START Listing

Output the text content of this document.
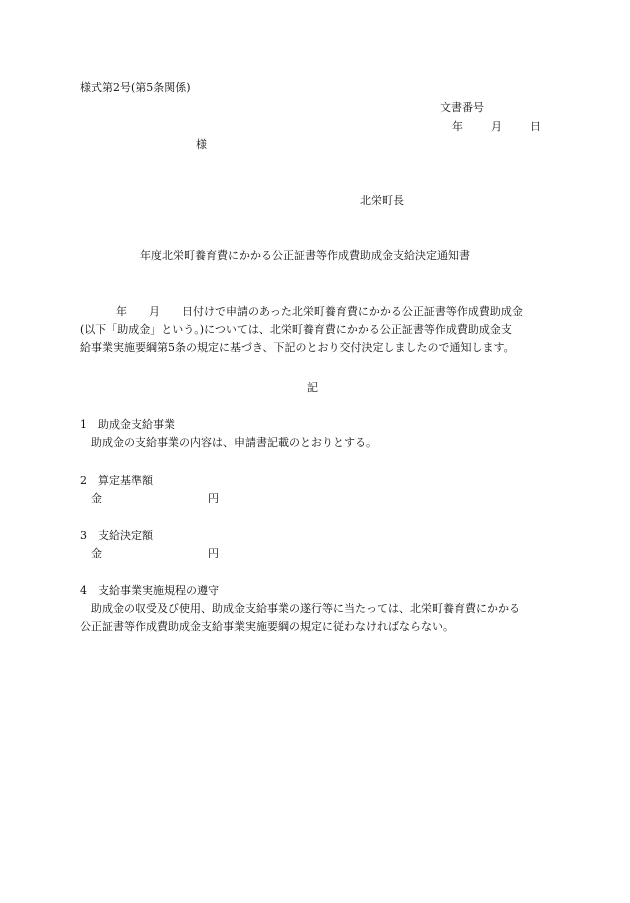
様式第2号(第5条関係)
文書番号
年	月	日
様
北栄町長
年度北栄町養育費にかかる公正証書等作成費助成金支給決定通知書
年 月 日付けで申請のあった北栄町養育費にかかる公正証書等作成費助成金
(以下「助成金」という。)については、北栄町養育費にかかる公正証書等作成費助成金支
給事業実施要綱第5条の規定に基づき、下記のとおり交付決定しましたので通知します。
記
1　助成金支給事業
助成金の支給事業の内容は、申請書記載のとおりとする。
2　算定基準額
金	円
3　支給決定額
金	円
4　支給事業実施規程の遵守
助成金の収受及び使用、助成金支給事業の遂行等に当たっては、北栄町養育費にかかる
公正証書等作成費助成金支給事業実施要綱の規定に従わなければならない。
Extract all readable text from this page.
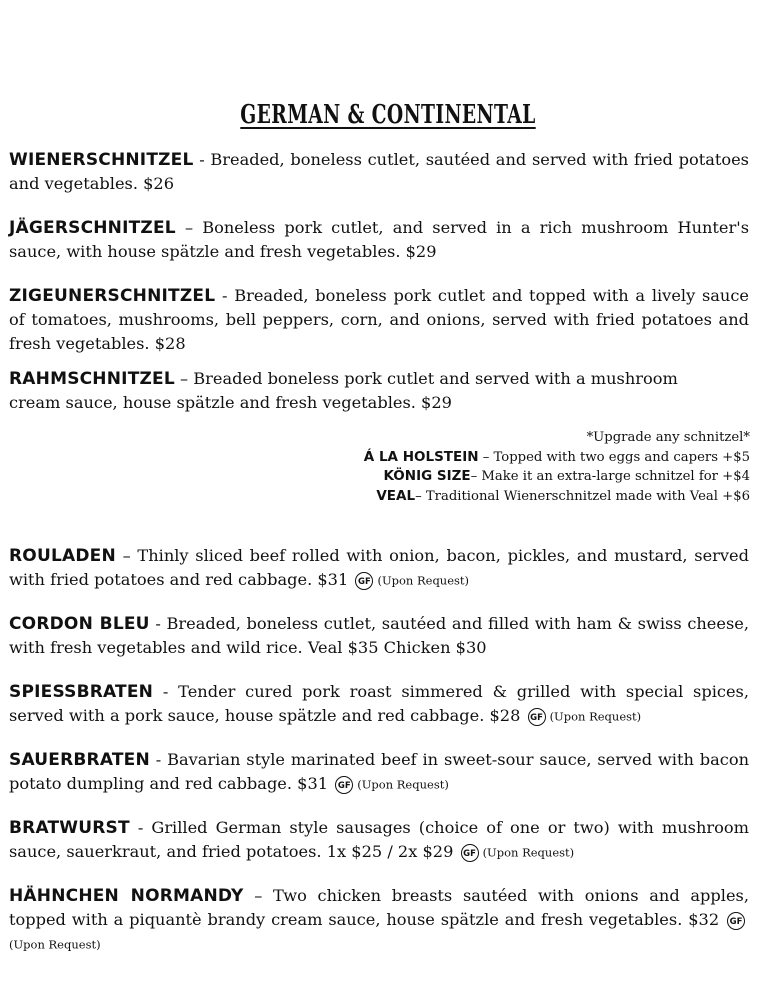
GERMAN & CONTINENTAL
WIENERSCHNITZEL - Breaded, boneless cutlet, sautéed and served with fried potatoes and vegetables. $26
JÄGERSCHNITZEL – Boneless pork cutlet, and served in a rich mushroom Hunter's sauce, with house spätzle and fresh vegetables. $29
ZIGEUNERSCHNITZEL - Breaded, boneless pork cutlet and topped with a lively sauce of tomatoes, mushrooms, bell peppers, corn, and onions, served with fried potatoes and fresh vegetables. $28
RAHMSCHNITZEL – Breaded boneless pork cutlet and served with a mushroom cream sauce, house spätzle and fresh vegetables. $29
*Upgrade any schnitzel*
Á LA HOLSTEIN – Topped with two eggs and capers +$5
KÖNIG SIZE– Make it an extra-large schnitzel for +$4
VEAL– Traditional Wienerschnitzel made with Veal +$6
ROULADEN – Thinly sliced beef rolled with onion, bacon, pickles, and mustard, served with fried potatoes and red cabbage. $31 GF (Upon Request)
CORDON BLEU - Breaded, boneless cutlet, sautéed and filled with ham & swiss cheese, with fresh vegetables and wild rice. Veal $35 Chicken $30
SPIESSBRATEN - Tender cured pork roast simmered & grilled with special spices, served with a pork sauce, house spätzle and red cabbage. $28 GF (Upon Request)
SAUERBRATEN - Bavarian style marinated beef in sweet-sour sauce, served with bacon potato dumpling and red cabbage. $31 GF (Upon Request)
BRATWURST - Grilled German style sausages (choice of one or two) with mushroom sauce, sauerkraut, and fried potatoes. 1x $25 / 2x $29 GF (Upon Request)
HÄHNCHEN NORMANDY – Two chicken breasts sautéed with onions and apples, topped with a piquantè brandy cream sauce, house spätzle and fresh vegetables. $32 GF(Upon Request)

END Listing

_Given task_.
Write out every record above exactly as it stands, but leave out the pictures.

_Result below_.
Output the text content of this document.
様式第2号(第5条関係)
文書番号
年	月	日
様
北栄町長
年度北栄町養育費にかかる公正証書等作成費助成金支給決定通知書
年 月 日付けで申請のあった北栄町養育費にかかる公正証書等作成費助成金
(以下「助成金」という。)については、北栄町養育費にかかる公正証書等作成費助成金支
給事業実施要綱第5条の規定に基づき、下記のとおり交付決定しましたので通知します。
記
1　助成金支給事業
助成金の支給事業の内容は、申請書記載のとおりとする。
2　算定基準額
金	円
3　支給決定額
金	円
4　支給事業実施規程の遵守
助成金の収受及び使用、助成金支給事業の遂行等に当たっては、北栄町養育費にかかる
公正証書等作成費助成金支給事業実施要綱の規定に従わなければならない。
Extract all readable text from this page.
GERMAN & CONTINENTAL
WIENERSCHNITZEL - Breaded, boneless cutlet, sautéed and served with fried potatoes and vegetables. $26
JÄGERSCHNITZEL – Boneless pork cutlet, and served in a rich mushroom Hunter's sauce, with house spätzle and fresh vegetables. $29
ZIGEUNERSCHNITZEL - Breaded, boneless pork cutlet and topped with a lively sauce of tomatoes, mushrooms, bell peppers, corn, and onions, served with fried potatoes and fresh vegetables. $28
RAHMSCHNITZEL – Breaded boneless pork cutlet and served with a mushroom cream sauce, house spätzle and fresh vegetables. $29
*Upgrade any schnitzel*
Á LA HOLSTEIN – Topped with two eggs and capers +$5
KÖNIG SIZE– Make it an extra-large schnitzel for +$4
VEAL– Traditional Wienerschnitzel made with Veal +$6
ROULADEN – Thinly sliced beef rolled with onion, bacon, pickles, and mustard, served with fried potatoes and red cabbage. $31 GF (Upon Request)
CORDON BLEU - Breaded, boneless cutlet, sautéed and filled with ham & swiss cheese, with fresh vegetables and wild rice. Veal $35 Chicken $30
SPIESSBRATEN - Tender cured pork roast simmered & grilled with special spices, served with a pork sauce, house spätzle and red cabbage. $28 GF (Upon Request)
SAUERBRATEN - Bavarian style marinated beef in sweet-sour sauce, served with bacon potato dumpling and red cabbage. $31 GF (Upon Request)
BRATWURST - Grilled German style sausages (choice of one or two) with mushroom sauce, sauerkraut, and fried potatoes. 1x $25 / 2x $29 GF (Upon Request)
HÄHNCHEN NORMANDY – Two chicken breasts sautéed with onions and apples, topped with a piquantè brandy cream sauce, house spätzle and fresh vegetables. $32 GF(Upon Request)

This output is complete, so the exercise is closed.